Task details
In the records below, find each line with the word "written" and copy it.

(Dataset records)
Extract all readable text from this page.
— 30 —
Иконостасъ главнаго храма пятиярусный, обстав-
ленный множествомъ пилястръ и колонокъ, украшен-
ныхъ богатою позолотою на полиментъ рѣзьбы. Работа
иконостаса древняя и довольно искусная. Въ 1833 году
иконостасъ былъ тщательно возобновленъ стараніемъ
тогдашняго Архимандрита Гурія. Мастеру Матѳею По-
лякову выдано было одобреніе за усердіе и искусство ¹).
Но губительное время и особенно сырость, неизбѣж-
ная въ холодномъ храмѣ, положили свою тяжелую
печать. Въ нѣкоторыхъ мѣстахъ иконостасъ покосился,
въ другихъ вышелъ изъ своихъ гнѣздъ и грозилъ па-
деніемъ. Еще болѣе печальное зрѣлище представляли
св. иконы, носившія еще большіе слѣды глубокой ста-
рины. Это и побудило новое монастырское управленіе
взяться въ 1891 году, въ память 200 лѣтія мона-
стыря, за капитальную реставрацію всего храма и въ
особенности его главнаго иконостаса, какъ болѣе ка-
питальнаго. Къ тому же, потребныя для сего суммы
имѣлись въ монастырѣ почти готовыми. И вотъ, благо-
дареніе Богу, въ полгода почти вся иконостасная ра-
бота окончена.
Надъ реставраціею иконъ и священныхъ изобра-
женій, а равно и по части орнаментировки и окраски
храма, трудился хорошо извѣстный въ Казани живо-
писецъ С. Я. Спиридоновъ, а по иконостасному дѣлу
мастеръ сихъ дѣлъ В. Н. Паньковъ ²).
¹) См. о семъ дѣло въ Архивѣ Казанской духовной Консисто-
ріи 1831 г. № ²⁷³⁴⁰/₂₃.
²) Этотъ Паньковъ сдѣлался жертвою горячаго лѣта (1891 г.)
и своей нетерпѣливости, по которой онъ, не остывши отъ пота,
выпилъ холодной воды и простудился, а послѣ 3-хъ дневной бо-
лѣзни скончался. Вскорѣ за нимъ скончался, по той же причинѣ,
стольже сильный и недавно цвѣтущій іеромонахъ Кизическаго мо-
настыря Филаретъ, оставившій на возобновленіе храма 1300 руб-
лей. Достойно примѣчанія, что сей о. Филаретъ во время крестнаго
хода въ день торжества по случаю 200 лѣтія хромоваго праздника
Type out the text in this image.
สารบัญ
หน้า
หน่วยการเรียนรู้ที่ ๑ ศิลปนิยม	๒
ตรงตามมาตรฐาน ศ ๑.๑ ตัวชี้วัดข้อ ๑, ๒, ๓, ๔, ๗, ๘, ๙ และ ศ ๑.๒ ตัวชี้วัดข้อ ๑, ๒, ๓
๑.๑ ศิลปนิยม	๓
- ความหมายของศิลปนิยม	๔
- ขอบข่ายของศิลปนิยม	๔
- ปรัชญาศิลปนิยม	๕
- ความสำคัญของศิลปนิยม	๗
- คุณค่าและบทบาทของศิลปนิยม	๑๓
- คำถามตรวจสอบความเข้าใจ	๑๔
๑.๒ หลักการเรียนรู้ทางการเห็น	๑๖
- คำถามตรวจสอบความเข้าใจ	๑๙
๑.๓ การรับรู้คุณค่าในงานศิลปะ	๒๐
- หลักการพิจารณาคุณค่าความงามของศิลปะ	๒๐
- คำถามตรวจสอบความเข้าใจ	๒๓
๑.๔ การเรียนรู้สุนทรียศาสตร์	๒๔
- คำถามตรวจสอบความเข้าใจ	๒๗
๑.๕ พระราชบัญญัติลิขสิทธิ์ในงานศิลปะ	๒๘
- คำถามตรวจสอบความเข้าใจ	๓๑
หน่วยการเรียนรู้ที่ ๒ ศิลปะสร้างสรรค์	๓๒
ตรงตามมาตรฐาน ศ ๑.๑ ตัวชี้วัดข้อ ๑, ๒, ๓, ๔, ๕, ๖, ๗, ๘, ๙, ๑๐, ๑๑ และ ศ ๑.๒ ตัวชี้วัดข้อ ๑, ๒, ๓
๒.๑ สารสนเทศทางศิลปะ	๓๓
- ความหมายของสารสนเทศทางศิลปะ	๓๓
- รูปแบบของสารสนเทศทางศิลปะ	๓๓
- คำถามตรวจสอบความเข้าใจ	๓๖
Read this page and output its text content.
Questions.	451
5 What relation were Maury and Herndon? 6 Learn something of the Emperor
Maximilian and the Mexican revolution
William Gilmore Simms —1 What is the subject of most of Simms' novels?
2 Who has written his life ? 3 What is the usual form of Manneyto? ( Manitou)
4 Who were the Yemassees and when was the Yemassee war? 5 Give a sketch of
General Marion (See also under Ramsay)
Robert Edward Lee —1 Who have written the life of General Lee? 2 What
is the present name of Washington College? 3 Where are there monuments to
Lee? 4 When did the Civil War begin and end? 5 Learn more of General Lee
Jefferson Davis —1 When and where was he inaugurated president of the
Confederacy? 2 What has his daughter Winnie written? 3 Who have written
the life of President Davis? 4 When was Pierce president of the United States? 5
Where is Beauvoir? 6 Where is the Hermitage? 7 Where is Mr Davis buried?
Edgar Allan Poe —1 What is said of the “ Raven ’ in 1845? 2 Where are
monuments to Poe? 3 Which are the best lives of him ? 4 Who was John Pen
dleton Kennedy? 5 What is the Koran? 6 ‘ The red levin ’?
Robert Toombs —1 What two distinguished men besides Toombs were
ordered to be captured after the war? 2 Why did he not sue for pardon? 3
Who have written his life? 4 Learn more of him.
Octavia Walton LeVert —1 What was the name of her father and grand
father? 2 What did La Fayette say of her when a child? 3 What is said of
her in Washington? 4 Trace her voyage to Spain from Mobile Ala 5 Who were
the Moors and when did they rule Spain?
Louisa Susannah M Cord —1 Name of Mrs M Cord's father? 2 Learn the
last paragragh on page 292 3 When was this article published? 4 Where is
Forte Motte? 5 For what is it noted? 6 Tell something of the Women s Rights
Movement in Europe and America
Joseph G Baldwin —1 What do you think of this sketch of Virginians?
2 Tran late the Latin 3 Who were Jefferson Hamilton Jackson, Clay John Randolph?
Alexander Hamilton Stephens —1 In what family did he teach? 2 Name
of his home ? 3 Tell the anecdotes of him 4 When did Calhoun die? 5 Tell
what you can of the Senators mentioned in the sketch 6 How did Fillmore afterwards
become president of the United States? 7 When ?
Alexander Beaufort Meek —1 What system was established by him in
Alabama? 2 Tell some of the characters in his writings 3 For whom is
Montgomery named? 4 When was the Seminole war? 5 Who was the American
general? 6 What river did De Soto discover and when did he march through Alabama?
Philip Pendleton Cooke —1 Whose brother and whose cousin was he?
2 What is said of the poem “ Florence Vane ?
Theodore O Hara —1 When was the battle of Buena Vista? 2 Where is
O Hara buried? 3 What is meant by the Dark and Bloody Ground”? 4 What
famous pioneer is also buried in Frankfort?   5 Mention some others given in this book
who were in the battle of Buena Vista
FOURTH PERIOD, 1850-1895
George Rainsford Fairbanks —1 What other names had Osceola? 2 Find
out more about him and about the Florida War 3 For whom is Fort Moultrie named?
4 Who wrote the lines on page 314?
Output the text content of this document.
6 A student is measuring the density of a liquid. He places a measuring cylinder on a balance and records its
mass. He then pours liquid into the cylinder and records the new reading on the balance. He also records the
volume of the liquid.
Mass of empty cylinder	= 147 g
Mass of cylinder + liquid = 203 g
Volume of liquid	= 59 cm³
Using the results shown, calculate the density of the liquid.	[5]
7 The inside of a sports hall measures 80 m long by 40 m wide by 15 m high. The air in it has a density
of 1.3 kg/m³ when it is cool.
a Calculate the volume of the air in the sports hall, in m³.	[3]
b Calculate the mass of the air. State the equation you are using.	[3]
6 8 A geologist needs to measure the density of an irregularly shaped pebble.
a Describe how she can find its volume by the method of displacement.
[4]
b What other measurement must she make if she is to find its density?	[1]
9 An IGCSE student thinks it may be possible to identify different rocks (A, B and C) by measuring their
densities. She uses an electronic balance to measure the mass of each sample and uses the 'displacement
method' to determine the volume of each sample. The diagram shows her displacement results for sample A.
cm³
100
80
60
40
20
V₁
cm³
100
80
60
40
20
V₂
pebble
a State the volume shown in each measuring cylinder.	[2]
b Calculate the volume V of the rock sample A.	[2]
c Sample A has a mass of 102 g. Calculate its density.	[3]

Final answer
2 Who has written his life ? 3 What is the usual form of Manneyto? ( Manitou)
Robert Edward Lee —1 Who have written the life of General Lee? 2 What
Confederacy? 2 What has his daughter Winnie written? 3 Who have written
Who have written his life? 4 Learn more of him.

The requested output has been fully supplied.